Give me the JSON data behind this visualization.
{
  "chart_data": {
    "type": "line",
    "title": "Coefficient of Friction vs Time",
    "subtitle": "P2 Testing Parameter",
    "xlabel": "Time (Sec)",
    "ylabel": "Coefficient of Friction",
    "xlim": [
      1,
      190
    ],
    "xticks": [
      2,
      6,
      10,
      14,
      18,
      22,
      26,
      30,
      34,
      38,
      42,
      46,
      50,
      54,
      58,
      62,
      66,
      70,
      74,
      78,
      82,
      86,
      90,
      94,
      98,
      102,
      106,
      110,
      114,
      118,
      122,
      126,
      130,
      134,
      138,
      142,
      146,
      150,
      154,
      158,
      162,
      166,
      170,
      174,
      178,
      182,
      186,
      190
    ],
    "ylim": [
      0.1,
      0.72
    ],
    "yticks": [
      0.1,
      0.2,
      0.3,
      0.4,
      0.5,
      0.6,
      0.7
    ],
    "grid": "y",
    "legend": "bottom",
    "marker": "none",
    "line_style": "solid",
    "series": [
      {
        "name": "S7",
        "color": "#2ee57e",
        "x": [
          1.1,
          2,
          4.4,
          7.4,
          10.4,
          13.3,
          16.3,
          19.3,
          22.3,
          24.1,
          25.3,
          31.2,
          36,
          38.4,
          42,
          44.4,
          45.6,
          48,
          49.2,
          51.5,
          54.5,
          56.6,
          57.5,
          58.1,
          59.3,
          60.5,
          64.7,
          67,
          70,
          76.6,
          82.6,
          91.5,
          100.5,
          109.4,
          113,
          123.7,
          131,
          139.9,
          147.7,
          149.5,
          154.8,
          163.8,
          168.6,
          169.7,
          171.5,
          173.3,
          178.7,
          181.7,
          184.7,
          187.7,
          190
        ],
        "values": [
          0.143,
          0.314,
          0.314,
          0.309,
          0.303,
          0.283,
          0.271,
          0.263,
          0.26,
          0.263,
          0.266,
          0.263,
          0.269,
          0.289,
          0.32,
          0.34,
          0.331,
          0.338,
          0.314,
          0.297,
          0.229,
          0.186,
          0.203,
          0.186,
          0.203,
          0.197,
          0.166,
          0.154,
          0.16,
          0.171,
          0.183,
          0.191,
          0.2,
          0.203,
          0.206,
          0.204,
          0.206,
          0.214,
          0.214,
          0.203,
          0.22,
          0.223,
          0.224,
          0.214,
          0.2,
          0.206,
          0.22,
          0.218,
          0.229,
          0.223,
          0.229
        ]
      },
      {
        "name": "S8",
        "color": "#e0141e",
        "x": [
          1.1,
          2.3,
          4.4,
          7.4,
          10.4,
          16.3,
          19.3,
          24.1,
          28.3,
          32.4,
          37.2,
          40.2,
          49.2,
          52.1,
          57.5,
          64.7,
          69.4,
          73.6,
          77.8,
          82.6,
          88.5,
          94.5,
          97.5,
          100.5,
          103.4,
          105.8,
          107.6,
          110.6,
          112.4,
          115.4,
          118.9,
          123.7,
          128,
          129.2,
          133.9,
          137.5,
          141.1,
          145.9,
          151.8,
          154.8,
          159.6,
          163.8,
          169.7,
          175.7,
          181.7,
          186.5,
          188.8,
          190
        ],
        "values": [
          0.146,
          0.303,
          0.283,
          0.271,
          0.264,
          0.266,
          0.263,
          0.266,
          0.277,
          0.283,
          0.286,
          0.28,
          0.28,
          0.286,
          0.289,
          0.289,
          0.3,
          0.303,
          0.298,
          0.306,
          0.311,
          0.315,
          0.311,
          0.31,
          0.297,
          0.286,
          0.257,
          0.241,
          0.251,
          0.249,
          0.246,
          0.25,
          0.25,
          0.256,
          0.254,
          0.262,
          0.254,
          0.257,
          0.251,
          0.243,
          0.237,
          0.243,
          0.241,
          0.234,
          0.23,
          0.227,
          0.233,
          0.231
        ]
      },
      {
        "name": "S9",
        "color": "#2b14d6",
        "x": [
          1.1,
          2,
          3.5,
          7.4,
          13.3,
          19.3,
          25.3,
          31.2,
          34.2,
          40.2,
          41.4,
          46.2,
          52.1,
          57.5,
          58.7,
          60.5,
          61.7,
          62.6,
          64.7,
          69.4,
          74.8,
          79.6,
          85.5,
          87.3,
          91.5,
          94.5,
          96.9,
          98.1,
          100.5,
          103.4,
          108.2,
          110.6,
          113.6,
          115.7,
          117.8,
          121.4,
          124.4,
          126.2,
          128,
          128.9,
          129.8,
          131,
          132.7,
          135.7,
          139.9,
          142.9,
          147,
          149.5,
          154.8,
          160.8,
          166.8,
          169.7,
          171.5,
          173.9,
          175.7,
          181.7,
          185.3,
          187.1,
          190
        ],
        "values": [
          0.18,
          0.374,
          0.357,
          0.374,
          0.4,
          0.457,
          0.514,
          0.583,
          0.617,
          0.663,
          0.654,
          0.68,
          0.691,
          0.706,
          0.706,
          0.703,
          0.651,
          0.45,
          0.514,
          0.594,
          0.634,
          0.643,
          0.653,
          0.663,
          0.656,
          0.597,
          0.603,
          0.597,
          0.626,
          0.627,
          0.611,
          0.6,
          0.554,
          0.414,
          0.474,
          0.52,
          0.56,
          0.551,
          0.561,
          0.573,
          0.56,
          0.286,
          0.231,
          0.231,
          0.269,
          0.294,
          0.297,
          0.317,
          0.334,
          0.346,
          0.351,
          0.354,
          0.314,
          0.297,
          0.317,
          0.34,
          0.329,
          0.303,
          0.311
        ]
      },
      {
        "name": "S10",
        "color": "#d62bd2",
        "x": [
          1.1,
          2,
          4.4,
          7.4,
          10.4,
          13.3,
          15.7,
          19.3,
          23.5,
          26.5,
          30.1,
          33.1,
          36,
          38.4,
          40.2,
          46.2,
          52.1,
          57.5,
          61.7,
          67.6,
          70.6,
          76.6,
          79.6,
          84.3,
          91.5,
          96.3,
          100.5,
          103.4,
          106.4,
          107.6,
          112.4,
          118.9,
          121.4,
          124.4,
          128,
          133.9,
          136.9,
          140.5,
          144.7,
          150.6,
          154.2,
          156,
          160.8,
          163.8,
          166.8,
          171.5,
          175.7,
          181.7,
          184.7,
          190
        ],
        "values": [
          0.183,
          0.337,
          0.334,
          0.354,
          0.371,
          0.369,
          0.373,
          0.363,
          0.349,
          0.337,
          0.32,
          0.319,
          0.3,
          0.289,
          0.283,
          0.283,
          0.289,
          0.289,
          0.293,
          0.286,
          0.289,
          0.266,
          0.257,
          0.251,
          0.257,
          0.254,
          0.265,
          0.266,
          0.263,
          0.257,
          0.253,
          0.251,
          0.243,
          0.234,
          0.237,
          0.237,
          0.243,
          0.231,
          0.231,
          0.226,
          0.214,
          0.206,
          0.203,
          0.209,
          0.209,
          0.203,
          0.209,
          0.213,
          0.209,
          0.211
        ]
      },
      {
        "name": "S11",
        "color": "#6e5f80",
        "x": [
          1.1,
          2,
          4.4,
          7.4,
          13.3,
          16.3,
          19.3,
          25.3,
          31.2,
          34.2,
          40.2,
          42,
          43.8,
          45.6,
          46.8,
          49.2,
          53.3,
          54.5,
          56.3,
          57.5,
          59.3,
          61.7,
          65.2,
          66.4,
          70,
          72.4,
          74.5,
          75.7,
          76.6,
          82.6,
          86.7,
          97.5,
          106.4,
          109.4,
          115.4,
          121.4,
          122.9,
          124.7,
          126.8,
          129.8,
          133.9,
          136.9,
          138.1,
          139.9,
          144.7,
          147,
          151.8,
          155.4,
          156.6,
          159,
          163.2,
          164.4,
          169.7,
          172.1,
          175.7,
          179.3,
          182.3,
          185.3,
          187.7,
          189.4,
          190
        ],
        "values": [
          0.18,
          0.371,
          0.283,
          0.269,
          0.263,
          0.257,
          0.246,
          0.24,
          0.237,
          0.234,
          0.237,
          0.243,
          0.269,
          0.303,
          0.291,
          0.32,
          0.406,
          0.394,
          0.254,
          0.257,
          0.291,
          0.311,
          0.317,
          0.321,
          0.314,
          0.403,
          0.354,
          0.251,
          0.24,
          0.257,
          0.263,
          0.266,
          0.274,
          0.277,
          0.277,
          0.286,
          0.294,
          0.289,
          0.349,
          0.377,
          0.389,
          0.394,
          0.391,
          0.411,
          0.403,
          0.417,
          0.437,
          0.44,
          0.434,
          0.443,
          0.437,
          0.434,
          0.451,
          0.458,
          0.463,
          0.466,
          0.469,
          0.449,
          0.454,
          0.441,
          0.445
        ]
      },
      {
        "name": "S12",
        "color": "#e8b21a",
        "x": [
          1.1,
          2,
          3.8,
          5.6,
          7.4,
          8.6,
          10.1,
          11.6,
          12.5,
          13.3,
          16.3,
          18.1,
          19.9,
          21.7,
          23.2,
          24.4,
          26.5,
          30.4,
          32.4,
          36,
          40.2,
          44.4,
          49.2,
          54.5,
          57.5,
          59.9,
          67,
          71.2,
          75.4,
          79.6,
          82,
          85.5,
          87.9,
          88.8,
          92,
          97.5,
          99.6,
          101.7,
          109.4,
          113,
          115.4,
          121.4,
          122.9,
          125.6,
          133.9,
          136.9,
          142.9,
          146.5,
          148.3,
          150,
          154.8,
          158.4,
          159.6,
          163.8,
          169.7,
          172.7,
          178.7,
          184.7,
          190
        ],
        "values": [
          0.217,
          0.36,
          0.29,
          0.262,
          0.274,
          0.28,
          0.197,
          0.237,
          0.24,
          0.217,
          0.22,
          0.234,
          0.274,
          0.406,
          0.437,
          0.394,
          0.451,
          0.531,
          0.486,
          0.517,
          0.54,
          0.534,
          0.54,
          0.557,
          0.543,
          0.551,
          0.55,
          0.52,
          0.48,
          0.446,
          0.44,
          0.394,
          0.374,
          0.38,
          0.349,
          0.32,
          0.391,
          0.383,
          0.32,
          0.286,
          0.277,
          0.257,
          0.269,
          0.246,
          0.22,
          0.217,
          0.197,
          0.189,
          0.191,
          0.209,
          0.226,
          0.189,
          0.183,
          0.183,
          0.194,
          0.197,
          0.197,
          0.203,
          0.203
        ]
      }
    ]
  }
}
::::
Copy out each line of the listing that holds "Time".

◆ **FINISHED ANSWER**
    "title": "Coefficient of Friction vs Time",
    "xlabel": "Time (Sec)",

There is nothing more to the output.